(Exercise task) Show only lines that include "Bitcoin".
┌─ Recorded information
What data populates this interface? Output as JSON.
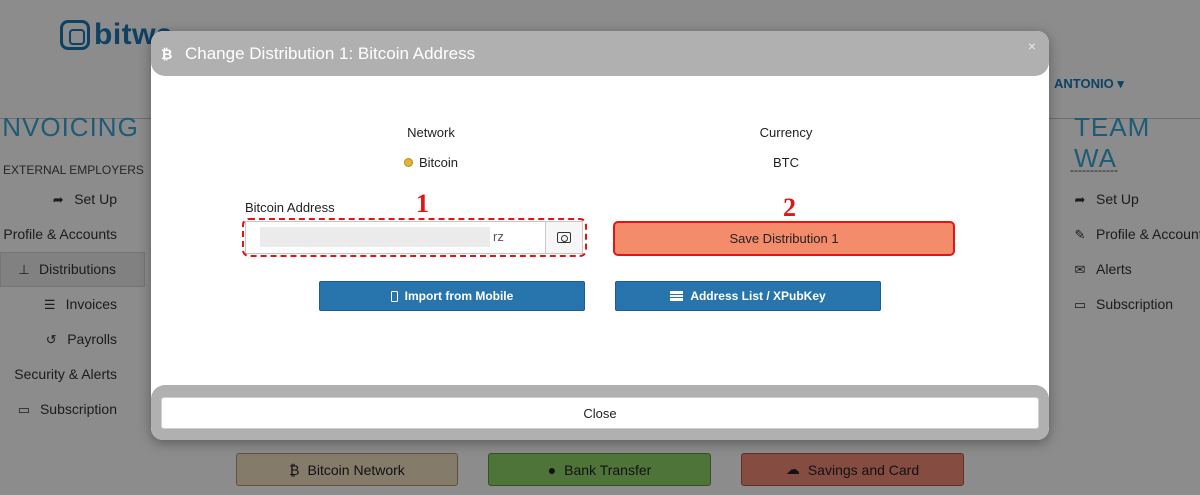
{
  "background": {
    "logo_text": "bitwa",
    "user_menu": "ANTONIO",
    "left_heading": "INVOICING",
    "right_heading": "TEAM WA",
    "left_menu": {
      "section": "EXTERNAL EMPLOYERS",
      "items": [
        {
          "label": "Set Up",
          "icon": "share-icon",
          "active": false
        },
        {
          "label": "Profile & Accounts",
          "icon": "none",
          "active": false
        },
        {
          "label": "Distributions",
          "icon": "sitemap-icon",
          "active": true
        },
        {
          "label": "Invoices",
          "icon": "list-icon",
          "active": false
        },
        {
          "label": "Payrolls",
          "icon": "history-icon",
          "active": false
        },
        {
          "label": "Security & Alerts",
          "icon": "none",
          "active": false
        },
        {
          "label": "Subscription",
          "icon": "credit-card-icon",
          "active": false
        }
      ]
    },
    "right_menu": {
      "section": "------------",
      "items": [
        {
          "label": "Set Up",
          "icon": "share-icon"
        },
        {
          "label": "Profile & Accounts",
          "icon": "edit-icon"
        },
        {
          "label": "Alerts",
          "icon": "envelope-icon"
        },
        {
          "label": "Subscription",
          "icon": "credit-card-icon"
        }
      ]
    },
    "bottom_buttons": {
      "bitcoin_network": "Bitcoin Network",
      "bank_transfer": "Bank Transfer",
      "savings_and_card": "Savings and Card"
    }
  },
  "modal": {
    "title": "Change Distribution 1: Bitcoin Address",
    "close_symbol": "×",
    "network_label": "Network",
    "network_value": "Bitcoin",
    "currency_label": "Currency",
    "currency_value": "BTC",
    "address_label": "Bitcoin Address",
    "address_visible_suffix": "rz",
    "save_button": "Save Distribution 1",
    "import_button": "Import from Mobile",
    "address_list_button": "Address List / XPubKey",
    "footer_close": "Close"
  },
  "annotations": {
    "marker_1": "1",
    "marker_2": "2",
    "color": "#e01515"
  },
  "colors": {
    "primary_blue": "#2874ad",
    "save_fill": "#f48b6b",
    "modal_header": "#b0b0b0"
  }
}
└─
┌─ Recorded information
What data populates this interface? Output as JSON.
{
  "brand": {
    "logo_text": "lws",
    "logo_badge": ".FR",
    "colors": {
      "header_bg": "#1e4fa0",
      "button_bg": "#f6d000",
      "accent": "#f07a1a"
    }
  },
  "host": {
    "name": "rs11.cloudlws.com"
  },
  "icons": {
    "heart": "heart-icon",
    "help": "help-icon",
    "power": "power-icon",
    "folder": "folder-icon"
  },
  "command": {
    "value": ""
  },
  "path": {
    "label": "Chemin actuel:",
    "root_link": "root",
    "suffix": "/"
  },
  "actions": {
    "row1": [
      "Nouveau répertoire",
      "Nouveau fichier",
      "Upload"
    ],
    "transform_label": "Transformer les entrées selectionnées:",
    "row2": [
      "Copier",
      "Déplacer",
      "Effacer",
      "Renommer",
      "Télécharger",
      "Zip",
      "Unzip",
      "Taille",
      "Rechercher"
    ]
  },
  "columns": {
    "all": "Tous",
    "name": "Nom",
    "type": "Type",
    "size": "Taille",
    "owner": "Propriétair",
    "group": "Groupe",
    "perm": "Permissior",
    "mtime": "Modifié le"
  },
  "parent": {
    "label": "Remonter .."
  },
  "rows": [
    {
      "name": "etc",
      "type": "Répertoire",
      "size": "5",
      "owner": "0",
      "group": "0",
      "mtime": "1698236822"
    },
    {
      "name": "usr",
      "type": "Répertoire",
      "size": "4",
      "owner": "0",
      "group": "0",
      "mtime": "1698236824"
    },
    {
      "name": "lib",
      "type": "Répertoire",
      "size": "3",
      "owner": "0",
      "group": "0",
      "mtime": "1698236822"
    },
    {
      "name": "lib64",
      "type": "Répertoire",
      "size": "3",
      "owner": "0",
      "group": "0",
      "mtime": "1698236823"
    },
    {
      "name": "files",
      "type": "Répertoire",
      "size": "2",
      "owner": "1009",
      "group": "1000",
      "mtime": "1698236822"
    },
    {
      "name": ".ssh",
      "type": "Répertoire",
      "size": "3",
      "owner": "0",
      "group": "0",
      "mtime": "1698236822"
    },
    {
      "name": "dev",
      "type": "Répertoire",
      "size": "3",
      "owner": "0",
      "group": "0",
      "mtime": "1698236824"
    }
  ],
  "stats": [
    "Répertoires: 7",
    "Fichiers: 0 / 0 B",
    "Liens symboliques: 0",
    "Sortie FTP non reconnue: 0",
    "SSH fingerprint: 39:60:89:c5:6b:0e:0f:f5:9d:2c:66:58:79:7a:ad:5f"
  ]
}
└─
(Response for this exercise)
      "bitcoin_network": "Bitcoin Network",
    "title": "Change Distribution 1: Bitcoin Address",
    "network_value": "Bitcoin",
    "address_label": "Bitcoin Address",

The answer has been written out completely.